TEXT EXCERPT ▸
***

Directed by Alexandra Eaton

Bombay Movie still

US / India, 2013, 58 min

SHORT

BOMBAY MOVIE is the story of Raja Menon, an independent filmmaker living in the shadow of Bollywood. Inspired by his watchman to make a film about the city's overlooked working poor, Raja enlists a two foreign producers and a star cast (Naseeruddin Shah, Vijay Raaz, Arjun Mathur) to make the gritty realist film of his dreams.

LONG

Bombay is India's city of dreams, a hallucinatory metropolis with 18 million dreamers, hustlers and thieves. It is the toughest city in the world, defined by brutal working conditions and success stories so unreal they could be fairy tales.

Enter Raja Menon, a filmmaker whose previous film was a disheartening box office tank. This time he's back with a challenge for Bollywood: a true story about India's working class, about the men and women who quietly serve Bombay's wealthy and are treated as second class citizens. A far cry from India's typical song and dance films, "Barah Aana" is a dramatic retelling of the demoralizing treatment that goes unnoticed in Bombay. The one problem: Bollywood will NEVER make this film.

Inspired by his outsider status, Raja sets out to make this film independently­ without the support or the substantial financial backing of the studio system. Two foreign producers (Raj Yerasi, Giulia Achilli) are so taken with the script and its potential to do well abroad that they agree to greenlight the production. Raja enlists a talented team of actors (Nasseerruddin Shah, Arjun Mathur, Vijay Raaz) and a hardworking and seasoned film crew. Together, ready for anything, they set out into the streets of Bombay.

They are a circus in the slums where they are shooting, and outlaws in the rarefied suburbs. They battle crowds, corruption and sleep-deprived actors. At times it looks as though they'll never succeed. But Raja's determination leads them through the shoot. With opening weekend only weeks away, they face a new problem: How to get the people portrayed by actors on screen to become the real life audience for their Barah Aana? How to convince someone who sees extreme hardship everyday pay the high price to see it fictionalized on screen? Now the accuracy of their depiction is at stake, as Raja waits for friends, critics and India's massive movie-going audience to pass judgment on the love letter to a city he's toiled to make.

***

GIVEN RECORDS ▸
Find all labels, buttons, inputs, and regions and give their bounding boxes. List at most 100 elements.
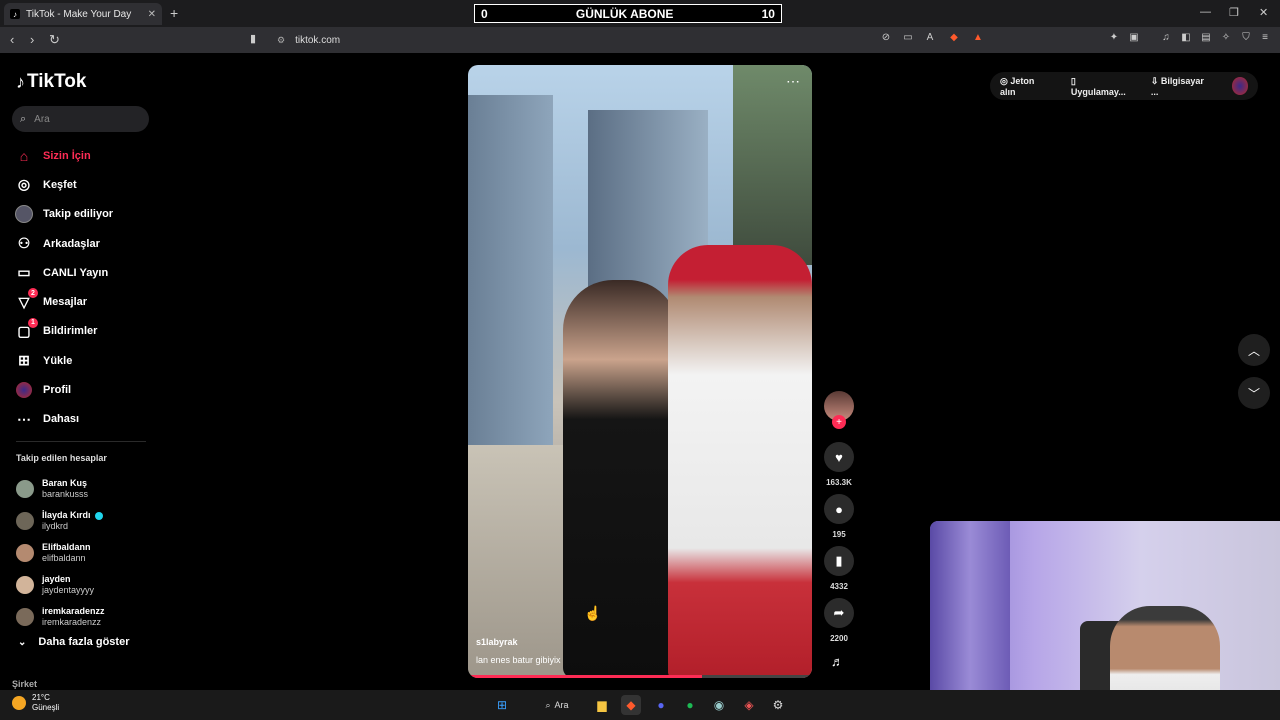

***

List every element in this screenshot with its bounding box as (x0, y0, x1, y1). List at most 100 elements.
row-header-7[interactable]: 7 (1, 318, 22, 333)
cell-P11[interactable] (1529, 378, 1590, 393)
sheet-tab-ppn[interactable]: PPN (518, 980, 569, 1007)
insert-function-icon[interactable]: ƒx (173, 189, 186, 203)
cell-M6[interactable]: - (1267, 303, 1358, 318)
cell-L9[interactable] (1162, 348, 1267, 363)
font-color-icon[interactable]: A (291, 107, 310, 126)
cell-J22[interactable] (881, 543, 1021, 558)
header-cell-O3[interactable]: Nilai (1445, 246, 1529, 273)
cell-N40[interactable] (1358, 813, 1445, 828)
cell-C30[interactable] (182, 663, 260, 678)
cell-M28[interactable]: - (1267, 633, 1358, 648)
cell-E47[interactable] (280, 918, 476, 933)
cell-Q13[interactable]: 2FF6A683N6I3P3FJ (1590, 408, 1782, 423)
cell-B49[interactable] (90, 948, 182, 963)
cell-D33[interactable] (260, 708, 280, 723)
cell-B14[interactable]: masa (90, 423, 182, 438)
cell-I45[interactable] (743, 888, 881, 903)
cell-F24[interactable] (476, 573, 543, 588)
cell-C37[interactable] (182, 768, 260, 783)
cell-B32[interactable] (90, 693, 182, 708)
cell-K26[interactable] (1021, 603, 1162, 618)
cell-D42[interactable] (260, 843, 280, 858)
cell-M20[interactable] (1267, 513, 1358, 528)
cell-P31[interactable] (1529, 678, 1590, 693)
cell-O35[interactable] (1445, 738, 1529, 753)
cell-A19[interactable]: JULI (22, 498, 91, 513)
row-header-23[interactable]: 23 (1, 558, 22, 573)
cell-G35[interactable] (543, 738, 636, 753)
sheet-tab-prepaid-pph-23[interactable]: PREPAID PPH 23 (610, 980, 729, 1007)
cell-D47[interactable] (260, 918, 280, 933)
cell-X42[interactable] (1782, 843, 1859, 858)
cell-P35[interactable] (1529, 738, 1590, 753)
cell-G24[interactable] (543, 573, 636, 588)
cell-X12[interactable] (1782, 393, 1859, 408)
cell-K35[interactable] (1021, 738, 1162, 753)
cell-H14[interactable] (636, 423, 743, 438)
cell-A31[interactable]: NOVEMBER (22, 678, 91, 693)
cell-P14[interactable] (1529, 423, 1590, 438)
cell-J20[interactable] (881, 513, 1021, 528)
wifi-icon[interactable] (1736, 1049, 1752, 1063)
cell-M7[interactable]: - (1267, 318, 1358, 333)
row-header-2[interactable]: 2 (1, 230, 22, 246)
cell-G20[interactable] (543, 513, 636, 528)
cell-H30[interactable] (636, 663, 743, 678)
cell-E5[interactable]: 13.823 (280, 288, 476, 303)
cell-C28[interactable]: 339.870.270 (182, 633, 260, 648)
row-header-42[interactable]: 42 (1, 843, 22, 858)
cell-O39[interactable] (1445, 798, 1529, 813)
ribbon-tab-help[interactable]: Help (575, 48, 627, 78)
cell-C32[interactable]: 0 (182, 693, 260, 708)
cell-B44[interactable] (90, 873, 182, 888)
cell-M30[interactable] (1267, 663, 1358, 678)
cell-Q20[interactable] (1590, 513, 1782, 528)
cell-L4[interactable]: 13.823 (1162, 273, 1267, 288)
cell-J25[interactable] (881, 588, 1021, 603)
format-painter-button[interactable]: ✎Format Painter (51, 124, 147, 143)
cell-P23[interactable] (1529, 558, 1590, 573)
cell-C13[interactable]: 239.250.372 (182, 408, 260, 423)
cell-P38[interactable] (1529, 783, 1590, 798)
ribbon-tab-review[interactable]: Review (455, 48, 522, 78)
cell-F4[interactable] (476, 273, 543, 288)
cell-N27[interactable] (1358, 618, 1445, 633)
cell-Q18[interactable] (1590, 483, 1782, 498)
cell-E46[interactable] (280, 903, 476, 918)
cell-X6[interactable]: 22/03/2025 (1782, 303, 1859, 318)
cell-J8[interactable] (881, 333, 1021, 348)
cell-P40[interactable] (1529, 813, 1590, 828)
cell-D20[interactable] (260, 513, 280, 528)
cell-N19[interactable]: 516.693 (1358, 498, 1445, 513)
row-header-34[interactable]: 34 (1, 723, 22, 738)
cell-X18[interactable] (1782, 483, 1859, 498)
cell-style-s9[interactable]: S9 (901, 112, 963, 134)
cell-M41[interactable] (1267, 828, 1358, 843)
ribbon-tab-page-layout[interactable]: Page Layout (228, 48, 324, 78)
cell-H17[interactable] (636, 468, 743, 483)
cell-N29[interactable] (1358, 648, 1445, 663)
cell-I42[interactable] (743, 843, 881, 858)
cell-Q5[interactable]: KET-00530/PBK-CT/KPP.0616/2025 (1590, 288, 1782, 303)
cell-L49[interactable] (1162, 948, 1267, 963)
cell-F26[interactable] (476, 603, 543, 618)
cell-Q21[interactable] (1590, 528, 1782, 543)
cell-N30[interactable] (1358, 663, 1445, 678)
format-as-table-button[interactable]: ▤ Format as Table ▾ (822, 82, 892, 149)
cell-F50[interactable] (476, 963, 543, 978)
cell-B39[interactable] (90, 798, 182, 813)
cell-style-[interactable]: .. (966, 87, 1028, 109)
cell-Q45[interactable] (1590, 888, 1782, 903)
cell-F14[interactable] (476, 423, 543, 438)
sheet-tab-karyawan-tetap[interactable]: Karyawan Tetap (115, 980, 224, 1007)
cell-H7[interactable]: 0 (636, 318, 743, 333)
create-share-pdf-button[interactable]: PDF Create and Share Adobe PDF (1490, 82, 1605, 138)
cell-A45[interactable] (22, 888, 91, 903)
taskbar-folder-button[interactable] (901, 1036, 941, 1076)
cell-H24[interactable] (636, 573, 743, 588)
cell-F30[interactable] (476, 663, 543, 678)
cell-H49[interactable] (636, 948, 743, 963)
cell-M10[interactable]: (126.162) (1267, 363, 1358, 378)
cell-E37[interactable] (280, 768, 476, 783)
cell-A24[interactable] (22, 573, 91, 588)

***

TASKS TO COMPLETE ▸
A: According to the Bombay Movie synopsis, why do the two foreign producers agree to greenlight Raja's production? Answer in one to three sentences.
B: Retype a passage from the Bombay Movie synopsis, beginning at the words "Bombay is India's" and stopping after the words "make this film.".
The listing has no connection to the Bombay Movie synopsis.

EXERCISE RESPONSES ▸
A: The two foreign producers, Raj Yerasi and Giulia Achilli, agree to greenlight the production because they are so taken with the script. They also see its potential to do well abroad.

B:
Bombay is India's city of dreams, a hallucinatory metropolis with 18 million dreamers, hustlers and thieves. It is the toughest city in the world, defined by brutal working conditions and success stories so unreal they could be fairy tales.

Enter Raja Menon, a filmmaker whose previous film was a disheartening box office tank. This time he's back with a challenge for Bollywood: a true story about India's working class, about the men and women who quietly serve Bombay's wealthy and are treated as second class citizens. A far cry from India's typical song and dance films, "Barah Aana" is a dramatic retelling of the demoralizing treatment that goes unnoticed in Bombay. The one problem: Bollywood will NEVER make this film.